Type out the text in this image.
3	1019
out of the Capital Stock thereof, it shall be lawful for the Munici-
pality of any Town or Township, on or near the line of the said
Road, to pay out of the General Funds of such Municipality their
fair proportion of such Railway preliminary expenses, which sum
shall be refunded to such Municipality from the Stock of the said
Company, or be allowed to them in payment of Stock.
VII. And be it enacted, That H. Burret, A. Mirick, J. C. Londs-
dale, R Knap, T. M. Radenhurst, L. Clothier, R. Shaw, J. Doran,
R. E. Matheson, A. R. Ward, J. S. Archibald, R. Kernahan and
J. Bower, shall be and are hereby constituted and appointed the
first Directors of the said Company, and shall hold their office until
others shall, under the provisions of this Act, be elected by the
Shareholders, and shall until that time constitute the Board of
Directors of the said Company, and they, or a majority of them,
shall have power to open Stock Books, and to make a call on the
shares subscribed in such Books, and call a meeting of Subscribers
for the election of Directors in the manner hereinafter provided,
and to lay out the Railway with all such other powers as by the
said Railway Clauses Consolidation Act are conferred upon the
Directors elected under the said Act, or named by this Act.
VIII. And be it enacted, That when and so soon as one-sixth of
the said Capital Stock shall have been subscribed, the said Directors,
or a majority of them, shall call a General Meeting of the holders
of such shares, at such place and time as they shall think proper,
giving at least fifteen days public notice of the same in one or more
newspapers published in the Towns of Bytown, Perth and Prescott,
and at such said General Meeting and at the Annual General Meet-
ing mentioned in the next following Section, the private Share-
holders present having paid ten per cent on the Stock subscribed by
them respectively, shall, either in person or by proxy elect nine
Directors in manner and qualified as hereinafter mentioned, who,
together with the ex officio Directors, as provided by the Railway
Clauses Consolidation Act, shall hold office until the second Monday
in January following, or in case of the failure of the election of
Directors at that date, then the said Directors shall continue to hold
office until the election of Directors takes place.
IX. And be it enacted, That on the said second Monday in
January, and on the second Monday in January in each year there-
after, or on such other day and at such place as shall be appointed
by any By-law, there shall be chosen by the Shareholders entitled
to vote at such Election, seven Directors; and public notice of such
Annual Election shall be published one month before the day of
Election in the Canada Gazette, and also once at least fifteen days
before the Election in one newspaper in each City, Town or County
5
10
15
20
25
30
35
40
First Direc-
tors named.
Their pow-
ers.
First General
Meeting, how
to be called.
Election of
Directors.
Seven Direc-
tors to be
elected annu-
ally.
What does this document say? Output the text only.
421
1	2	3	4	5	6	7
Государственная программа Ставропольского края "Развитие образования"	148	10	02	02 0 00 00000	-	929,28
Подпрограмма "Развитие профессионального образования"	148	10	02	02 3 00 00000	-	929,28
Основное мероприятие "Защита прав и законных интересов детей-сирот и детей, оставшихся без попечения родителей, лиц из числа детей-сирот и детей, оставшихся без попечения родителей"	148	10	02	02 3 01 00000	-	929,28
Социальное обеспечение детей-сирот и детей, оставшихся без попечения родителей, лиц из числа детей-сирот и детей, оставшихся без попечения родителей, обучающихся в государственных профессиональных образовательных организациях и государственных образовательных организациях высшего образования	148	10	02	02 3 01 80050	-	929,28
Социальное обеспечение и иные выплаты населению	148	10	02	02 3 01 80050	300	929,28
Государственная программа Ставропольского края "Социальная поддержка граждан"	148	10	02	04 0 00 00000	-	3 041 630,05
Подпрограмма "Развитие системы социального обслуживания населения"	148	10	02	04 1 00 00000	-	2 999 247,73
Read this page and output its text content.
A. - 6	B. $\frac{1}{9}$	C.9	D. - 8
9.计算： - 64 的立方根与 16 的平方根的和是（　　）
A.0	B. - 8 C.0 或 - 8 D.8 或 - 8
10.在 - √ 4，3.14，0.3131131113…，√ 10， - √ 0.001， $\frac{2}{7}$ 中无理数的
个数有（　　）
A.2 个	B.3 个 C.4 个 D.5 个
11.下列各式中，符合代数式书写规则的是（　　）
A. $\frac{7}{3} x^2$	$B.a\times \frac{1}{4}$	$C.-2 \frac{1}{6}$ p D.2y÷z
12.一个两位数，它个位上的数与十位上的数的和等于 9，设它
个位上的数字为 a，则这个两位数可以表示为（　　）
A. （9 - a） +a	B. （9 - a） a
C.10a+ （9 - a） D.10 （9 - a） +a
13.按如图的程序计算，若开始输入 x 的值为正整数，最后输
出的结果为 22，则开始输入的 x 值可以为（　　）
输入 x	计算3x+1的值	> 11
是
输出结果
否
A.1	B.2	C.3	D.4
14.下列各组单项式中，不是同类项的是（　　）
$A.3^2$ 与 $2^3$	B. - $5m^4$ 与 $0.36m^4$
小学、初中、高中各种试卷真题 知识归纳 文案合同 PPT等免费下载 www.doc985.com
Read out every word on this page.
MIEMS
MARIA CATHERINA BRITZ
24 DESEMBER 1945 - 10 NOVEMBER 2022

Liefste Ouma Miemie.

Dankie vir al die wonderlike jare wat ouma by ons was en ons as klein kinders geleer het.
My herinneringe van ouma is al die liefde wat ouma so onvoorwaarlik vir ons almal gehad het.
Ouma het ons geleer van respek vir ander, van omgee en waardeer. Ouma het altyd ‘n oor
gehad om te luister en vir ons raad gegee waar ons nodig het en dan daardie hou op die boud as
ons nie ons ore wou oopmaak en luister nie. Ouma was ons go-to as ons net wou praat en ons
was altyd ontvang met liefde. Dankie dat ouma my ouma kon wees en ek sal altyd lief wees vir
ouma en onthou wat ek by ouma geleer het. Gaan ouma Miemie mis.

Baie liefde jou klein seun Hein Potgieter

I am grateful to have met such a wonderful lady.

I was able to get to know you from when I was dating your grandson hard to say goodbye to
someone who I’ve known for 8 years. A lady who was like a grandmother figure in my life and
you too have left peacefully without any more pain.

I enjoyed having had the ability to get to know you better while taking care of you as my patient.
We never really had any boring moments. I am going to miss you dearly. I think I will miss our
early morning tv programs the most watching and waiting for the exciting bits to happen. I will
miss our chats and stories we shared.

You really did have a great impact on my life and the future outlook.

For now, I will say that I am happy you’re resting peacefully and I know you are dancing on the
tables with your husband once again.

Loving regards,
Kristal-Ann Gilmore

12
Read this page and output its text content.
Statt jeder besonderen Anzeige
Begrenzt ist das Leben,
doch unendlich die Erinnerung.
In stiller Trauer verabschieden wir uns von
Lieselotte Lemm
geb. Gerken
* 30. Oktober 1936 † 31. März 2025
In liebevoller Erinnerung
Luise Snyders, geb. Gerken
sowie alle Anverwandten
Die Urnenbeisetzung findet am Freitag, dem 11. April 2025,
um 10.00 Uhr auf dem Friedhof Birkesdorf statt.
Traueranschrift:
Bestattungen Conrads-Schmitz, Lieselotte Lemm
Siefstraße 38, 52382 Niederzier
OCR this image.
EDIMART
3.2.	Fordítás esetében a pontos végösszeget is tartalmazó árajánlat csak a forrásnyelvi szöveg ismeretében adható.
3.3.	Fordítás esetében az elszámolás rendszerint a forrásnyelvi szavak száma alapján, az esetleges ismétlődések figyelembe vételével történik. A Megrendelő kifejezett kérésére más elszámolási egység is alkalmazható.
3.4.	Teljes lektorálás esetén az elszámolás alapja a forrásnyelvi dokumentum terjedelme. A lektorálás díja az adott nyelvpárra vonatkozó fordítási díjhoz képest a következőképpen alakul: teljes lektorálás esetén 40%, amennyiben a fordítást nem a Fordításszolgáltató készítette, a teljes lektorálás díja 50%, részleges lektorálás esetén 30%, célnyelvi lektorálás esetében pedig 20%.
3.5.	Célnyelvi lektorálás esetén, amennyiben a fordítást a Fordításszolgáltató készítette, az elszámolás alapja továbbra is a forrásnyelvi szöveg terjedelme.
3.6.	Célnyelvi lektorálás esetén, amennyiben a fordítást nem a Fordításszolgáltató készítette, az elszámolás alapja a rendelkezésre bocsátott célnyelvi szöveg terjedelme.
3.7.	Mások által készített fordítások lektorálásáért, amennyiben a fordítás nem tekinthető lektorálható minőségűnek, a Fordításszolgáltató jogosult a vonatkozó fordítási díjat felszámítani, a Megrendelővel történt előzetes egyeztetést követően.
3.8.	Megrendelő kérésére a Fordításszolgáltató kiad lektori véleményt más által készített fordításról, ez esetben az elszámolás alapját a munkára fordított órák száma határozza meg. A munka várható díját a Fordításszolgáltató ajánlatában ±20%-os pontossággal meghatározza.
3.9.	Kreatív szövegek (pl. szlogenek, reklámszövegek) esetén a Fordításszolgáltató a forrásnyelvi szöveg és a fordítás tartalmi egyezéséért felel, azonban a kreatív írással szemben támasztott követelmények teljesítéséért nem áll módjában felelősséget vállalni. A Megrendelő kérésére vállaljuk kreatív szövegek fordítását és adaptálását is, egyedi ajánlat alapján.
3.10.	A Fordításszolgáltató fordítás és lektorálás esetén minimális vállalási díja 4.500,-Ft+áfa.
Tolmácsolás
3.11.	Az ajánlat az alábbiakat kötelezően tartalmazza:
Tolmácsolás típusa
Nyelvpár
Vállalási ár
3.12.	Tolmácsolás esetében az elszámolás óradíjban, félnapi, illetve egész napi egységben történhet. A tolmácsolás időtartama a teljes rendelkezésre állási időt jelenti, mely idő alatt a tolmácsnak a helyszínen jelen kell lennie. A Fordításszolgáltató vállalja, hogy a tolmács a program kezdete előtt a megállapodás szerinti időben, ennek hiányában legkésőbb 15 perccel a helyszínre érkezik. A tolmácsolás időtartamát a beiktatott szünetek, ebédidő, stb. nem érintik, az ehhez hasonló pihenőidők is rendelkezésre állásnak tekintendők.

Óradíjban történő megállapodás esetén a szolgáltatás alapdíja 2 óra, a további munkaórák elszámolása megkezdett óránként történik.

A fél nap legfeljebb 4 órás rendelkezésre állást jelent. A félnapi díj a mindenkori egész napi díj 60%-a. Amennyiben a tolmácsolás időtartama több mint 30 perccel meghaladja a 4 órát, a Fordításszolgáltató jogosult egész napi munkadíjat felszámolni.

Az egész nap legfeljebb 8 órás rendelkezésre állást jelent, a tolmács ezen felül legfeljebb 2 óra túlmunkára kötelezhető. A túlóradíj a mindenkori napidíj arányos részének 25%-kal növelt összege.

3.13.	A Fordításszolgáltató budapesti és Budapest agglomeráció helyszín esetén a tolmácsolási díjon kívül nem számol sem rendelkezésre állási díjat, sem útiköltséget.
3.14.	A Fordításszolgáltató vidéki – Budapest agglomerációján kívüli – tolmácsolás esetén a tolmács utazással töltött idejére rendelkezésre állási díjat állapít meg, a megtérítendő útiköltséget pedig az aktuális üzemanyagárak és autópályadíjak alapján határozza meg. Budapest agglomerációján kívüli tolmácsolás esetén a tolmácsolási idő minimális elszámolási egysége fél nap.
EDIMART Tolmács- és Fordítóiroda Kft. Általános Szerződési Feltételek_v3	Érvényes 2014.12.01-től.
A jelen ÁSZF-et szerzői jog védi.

★ ★ ★ ★ ★

> **WRITTEN TASK**
Find every line with the word "miss" and state how many there are, with no other words.

> **RESPONSE TO THIS EXERCISE**
2